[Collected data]

******

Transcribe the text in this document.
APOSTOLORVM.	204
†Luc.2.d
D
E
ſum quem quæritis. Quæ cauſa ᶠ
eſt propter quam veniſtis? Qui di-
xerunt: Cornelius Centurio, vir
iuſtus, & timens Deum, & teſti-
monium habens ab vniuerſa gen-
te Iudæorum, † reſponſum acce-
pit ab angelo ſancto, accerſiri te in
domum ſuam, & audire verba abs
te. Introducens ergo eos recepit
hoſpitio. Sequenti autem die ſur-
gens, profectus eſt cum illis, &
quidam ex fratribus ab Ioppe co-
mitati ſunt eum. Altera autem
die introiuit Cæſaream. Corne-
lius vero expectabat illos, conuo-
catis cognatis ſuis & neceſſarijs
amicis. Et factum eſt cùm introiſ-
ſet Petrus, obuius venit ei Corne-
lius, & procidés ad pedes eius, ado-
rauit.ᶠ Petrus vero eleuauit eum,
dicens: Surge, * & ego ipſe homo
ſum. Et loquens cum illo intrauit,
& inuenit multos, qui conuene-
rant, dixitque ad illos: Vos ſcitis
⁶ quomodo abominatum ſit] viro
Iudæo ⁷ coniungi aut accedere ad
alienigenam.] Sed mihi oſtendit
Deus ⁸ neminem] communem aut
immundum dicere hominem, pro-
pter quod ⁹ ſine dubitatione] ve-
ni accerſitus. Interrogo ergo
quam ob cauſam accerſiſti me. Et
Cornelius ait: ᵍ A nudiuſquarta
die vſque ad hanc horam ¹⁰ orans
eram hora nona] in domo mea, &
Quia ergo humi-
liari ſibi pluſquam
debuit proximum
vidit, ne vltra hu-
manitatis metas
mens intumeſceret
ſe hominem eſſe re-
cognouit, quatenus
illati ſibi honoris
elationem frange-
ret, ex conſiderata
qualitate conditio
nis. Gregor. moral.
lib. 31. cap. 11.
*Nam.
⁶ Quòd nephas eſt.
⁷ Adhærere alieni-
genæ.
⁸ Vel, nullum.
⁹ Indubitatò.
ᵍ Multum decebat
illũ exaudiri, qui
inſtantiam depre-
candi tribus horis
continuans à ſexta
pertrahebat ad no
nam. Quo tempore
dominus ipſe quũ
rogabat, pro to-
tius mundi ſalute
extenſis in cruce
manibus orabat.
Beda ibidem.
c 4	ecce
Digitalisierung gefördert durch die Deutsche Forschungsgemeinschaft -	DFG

******

#### TASK INSTRUCTIONS:
Your task is to transcribe the listing above in full, exactly as given.

#### WORKED ANSWER:
Transcribe the text in this document.
APOSTOLORVM.	204
†Luc.2.d
D
E
ſum quem quæritis. Quæ cauſa ᶠ
eſt propter quam veniſtis? Qui di-
xerunt: Cornelius Centurio, vir
iuſtus, & timens Deum, & teſti-
monium habens ab vniuerſa gen-
te Iudæorum, † reſponſum acce-
pit ab angelo ſancto, accerſiri te in
domum ſuam, & audire verba abs
te. Introducens ergo eos recepit
hoſpitio. Sequenti autem die ſur-
gens, profectus eſt cum illis, &
quidam ex fratribus ab Ioppe co-
mitati ſunt eum. Altera autem
die introiuit Cæſaream. Corne-
lius vero expectabat illos, conuo-
catis cognatis ſuis & neceſſarijs
amicis. Et factum eſt cùm introiſ-
ſet Petrus, obuius venit ei Corne-
lius, & procidés ad pedes eius, ado-
rauit.ᶠ Petrus vero eleuauit eum,
dicens: Surge, * & ego ipſe homo
ſum. Et loquens cum illo intrauit,
& inuenit multos, qui conuene-
rant, dixitque ad illos: Vos ſcitis
⁶ quomodo abominatum ſit] viro
Iudæo ⁷ coniungi aut accedere ad
alienigenam.] Sed mihi oſtendit
Deus ⁸ neminem] communem aut
immundum dicere hominem, pro-
pter quod ⁹ ſine dubitatione] ve-
ni accerſitus. Interrogo ergo
quam ob cauſam accerſiſti me. Et
Cornelius ait: ᵍ A nudiuſquarta
die vſque ad hanc horam ¹⁰ orans
eram hora nona] in domo mea, &
Quia ergo humi-
liari ſibi pluſquam
debuit proximum
vidit, ne vltra hu-
manitatis metas
mens intumeſceret
ſe hominem eſſe re-
cognouit, quatenus
illati ſibi honoris
elationem frange-
ret, ex conſiderata
qualitate conditio
nis. Gregor. moral.
lib. 31. cap. 11.
*Nam.
⁶ Quòd nephas eſt.
⁷ Adhærere alieni-
genæ.
⁸ Vel, nullum.
⁹ Indubitatò.
ᵍ Multum decebat
illũ exaudiri, qui
inſtantiam depre-
candi tribus horis
continuans à ſexta
pertrahebat ad no
nam. Quo tempore
dominus ipſe quũ
rogabat, pro to-
tius mundi ſalute
extenſis in cruce
manibus orabat.
Beda ibidem.
c 4	ecce
Digitalisierung gefördert durch die Deutsche Forschungsgemeinschaft -	DFG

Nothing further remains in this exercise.